>> Start DATASET

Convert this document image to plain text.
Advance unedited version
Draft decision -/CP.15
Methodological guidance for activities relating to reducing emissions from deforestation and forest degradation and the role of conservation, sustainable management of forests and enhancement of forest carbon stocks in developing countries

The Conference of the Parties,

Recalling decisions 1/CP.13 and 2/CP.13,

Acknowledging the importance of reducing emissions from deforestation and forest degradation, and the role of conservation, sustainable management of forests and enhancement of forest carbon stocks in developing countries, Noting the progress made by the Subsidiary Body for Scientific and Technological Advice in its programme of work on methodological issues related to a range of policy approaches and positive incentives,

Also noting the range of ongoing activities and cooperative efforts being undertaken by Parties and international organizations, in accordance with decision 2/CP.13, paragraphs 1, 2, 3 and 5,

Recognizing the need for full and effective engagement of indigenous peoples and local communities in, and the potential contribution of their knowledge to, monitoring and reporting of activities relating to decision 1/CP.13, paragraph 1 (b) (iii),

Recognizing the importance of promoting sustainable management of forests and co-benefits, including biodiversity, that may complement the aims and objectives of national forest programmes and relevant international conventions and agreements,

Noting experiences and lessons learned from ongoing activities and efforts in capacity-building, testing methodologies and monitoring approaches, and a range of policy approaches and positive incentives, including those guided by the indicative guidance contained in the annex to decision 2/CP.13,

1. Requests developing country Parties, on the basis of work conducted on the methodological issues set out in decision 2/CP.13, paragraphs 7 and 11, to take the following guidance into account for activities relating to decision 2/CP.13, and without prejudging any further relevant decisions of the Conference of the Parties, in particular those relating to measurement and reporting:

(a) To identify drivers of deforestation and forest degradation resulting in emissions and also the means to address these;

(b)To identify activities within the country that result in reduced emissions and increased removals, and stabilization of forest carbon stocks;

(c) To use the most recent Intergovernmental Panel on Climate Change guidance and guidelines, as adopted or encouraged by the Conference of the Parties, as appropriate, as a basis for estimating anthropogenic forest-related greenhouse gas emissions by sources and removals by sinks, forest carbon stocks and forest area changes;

>> End DATASET

*TASK DESCRIPTION*
Show the lines of the records that include the string "approaches".

*RESULT OF THIS TASK*
Acknowledging the importance of reducing emissions from deforestation and forest degradation, and the role of conservation, sustainable management of forests and enhancement of forest carbon stocks in developing countries, Noting the progress made by the Subsidiary Body for Scientific and Technological Advice in its programme of work on methodological issues related to a range of policy approaches and positive incentives,
Noting experiences and lessons learned from ongoing activities and efforts in capacity-building, testing methodologies and monitoring approaches, and a range of policy approaches and positive incentives, including those guided by the indicative guidance contained in the annex to decision 2/CP.13,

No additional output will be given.